---- Given data

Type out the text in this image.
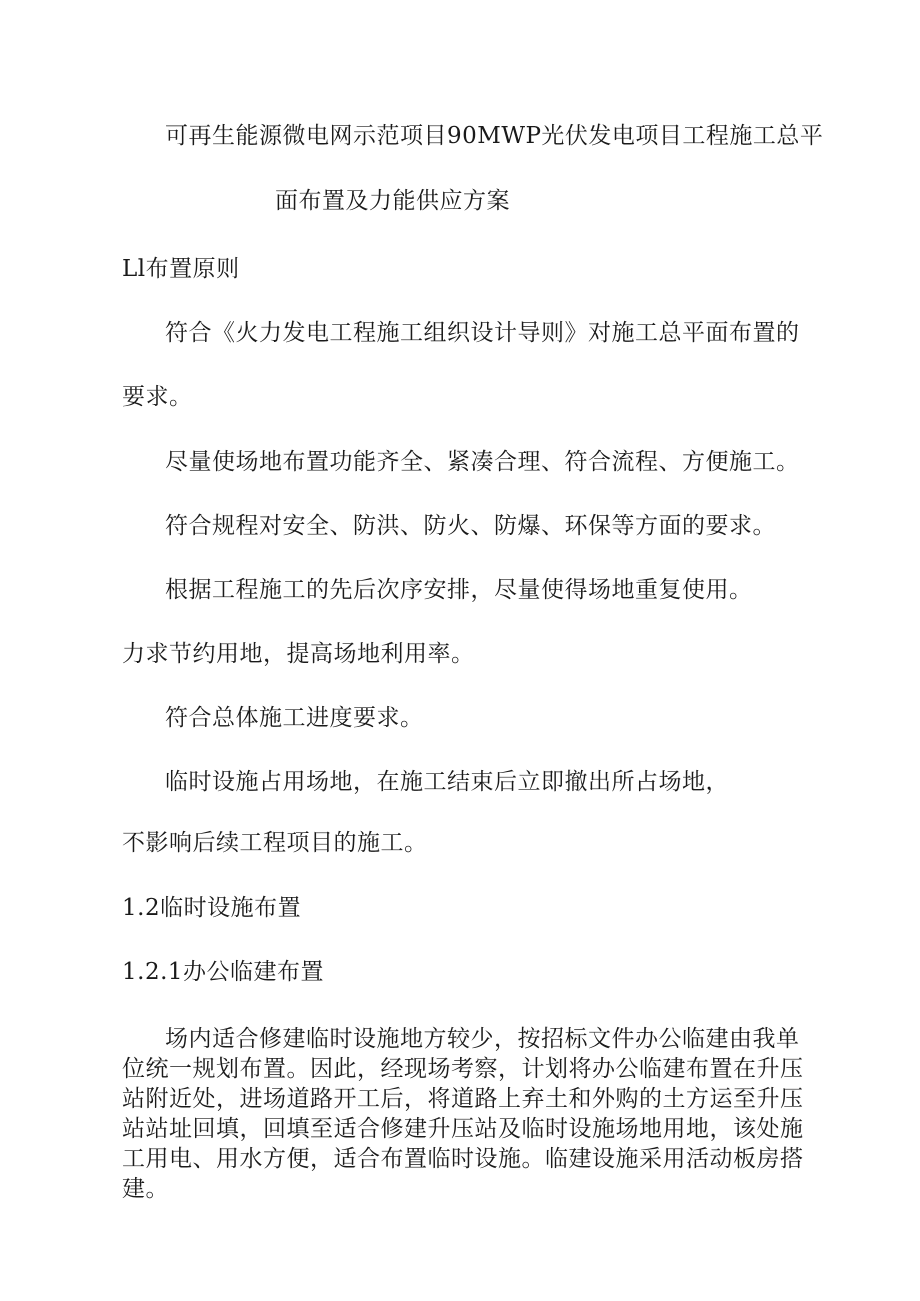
可再生能源微电网示范项目90MWP光伏发电项目工程施工总平
面布置及力能供应方案
Ll布置原则
符合《火力发电工程施工组织设计导则》对施工总平面布置的
要求。
尽量使场地布置功能齐全、紧凑合理、符合流程、方便施工。
符合规程对安全、防洪、防火、防爆、环保等方面的要求。
根据工程施工的先后次序安排，尽量使得场地重复使用。
力求节约用地，提高场地利用率。
符合总体施工进度要求。
临时设施占用场地，在施工结束后立即撤出所占场地，
不影响后续工程项目的施工。
1.2临时设施布置
1.2.1办公临建布置
场内适合修建临时设施地方较少，按招标文件办公临建由我单
位统一规划布置。因此，经现场考察，计划将办公临建布置在升压
站附近处，进场道路开工后，将道路上弃土和外购的土方运至升压
站站址回填，回填至适合修建升压站及临时设施场地用地，该处施
工用电、用水方便，适合布置临时设施。临建设施采用活动板房搭
建。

--------

Objective.
Your copy of the data should match it exactly, except that pictures are left out.

Solution to this exercise.
Type out the text in this image.
可再生能源微电网示范项目90MWP光伏发电项目工程施工总平
面布置及力能供应方案
Ll布置原则
符合《火力发电工程施工组织设计导则》对施工总平面布置的
要求。
尽量使场地布置功能齐全、紧凑合理、符合流程、方便施工。
符合规程对安全、防洪、防火、防爆、环保等方面的要求。
根据工程施工的先后次序安排，尽量使得场地重复使用。
力求节约用地，提高场地利用率。
符合总体施工进度要求。
临时设施占用场地，在施工结束后立即撤出所占场地，
不影响后续工程项目的施工。
1.2临时设施布置
1.2.1办公临建布置
场内适合修建临时设施地方较少，按招标文件办公临建由我单
位统一规划布置。因此，经现场考察，计划将办公临建布置在升压
站附近处，进场道路开工后，将道路上弃土和外购的土方运至升压
站站址回填，回填至适合修建升压站及临时设施场地用地，该处施
工用电、用水方便，适合布置临时设施。临建设施采用活动板房搭
建。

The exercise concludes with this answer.